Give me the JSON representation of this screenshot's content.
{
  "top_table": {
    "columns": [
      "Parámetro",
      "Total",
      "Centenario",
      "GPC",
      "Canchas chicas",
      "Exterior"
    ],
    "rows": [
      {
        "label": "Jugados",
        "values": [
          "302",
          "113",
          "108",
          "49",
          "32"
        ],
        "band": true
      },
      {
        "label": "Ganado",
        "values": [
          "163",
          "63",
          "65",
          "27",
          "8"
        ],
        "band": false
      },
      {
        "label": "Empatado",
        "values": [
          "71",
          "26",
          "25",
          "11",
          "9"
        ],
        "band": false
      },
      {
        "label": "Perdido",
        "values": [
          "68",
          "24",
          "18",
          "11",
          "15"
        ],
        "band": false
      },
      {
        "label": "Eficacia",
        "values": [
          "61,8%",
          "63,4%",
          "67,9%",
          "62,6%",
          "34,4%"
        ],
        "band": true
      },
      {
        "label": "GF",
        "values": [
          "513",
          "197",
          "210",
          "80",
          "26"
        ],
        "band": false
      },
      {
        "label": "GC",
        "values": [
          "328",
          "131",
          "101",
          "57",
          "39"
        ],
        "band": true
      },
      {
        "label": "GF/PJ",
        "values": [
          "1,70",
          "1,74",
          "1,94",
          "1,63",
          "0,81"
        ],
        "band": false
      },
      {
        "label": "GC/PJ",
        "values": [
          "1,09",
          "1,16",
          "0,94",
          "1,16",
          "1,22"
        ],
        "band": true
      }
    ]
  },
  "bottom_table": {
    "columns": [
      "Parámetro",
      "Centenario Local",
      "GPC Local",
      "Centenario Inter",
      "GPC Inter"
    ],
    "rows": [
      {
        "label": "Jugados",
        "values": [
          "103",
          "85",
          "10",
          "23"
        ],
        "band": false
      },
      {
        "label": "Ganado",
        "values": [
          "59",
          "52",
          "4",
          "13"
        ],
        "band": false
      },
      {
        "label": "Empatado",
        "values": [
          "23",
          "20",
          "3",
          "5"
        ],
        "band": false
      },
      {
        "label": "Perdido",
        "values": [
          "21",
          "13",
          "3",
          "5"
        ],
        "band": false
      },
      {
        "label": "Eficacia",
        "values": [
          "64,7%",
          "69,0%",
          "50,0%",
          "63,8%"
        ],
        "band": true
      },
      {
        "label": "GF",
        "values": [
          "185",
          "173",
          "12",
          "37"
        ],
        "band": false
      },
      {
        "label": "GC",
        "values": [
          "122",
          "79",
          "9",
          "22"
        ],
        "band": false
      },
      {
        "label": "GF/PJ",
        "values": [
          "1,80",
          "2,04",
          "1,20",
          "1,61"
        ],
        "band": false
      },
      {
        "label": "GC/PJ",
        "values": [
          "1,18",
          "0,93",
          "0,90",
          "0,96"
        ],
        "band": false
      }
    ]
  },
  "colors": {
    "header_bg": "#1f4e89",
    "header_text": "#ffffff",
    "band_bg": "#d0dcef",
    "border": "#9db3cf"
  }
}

Objective
Each record above should be repeated exactly as it appears.

Finished answer
Give me the JSON representation of this screenshot's content.
{
  "top_table": {
    "columns": [
      "Parámetro",
      "Total",
      "Centenario",
      "GPC",
      "Canchas chicas",
      "Exterior"
    ],
    "rows": [
      {
        "label": "Jugados",
        "values": [
          "302",
          "113",
          "108",
          "49",
          "32"
        ],
        "band": true
      },
      {
        "label": "Ganado",
        "values": [
          "163",
          "63",
          "65",
          "27",
          "8"
        ],
        "band": false
      },
      {
        "label": "Empatado",
        "values": [
          "71",
          "26",
          "25",
          "11",
          "9"
        ],
        "band": false
      },
      {
        "label": "Perdido",
        "values": [
          "68",
          "24",
          "18",
          "11",
          "15"
        ],
        "band": false
      },
      {
        "label": "Eficacia",
        "values": [
          "61,8%",
          "63,4%",
          "67,9%",
          "62,6%",
          "34,4%"
        ],
        "band": true
      },
      {
        "label": "GF",
        "values": [
          "513",
          "197",
          "210",
          "80",
          "26"
        ],
        "band": false
      },
      {
        "label": "GC",
        "values": [
          "328",
          "131",
          "101",
          "57",
          "39"
        ],
        "band": true
      },
      {
        "label": "GF/PJ",
        "values": [
          "1,70",
          "1,74",
          "1,94",
          "1,63",
          "0,81"
        ],
        "band": false
      },
      {
        "label": "GC/PJ",
        "values": [
          "1,09",
          "1,16",
          "0,94",
          "1,16",
          "1,22"
        ],
        "band": true
      }
    ]
  },
  "bottom_table": {
    "columns": [
      "Parámetro",
      "Centenario Local",
      "GPC Local",
      "Centenario Inter",
      "GPC Inter"
    ],
    "rows": [
      {
        "label": "Jugados",
        "values": [
          "103",
          "85",
          "10",
          "23"
        ],
        "band": false
      },
      {
        "label": "Ganado",
        "values": [
          "59",
          "52",
          "4",
          "13"
        ],
        "band": false
      },
      {
        "label": "Empatado",
        "values": [
          "23",
          "20",
          "3",
          "5"
        ],
        "band": false
      },
      {
        "label": "Perdido",
        "values": [
          "21",
          "13",
          "3",
          "5"
        ],
        "band": false
      },
      {
        "label": "Eficacia",
        "values": [
          "64,7%",
          "69,0%",
          "50,0%",
          "63,8%"
        ],
        "band": true
      },
      {
        "label": "GF",
        "values": [
          "185",
          "173",
          "12",
          "37"
        ],
        "band": false
      },
      {
        "label": "GC",
        "values": [
          "122",
          "79",
          "9",
          "22"
        ],
        "band": false
      },
      {
        "label": "GF/PJ",
        "values": [
          "1,80",
          "2,04",
          "1,20",
          "1,61"
        ],
        "band": false
      },
      {
        "label": "GC/PJ",
        "values": [
          "1,18",
          "0,93",
          "0,90",
          "0,96"
        ],
        "band": false
      }
    ]
  },
  "colors": {
    "header_bg": "#1f4e89",
    "header_text": "#ffffff",
    "band_bg": "#d0dcef",
    "border": "#9db3cf"
  }
}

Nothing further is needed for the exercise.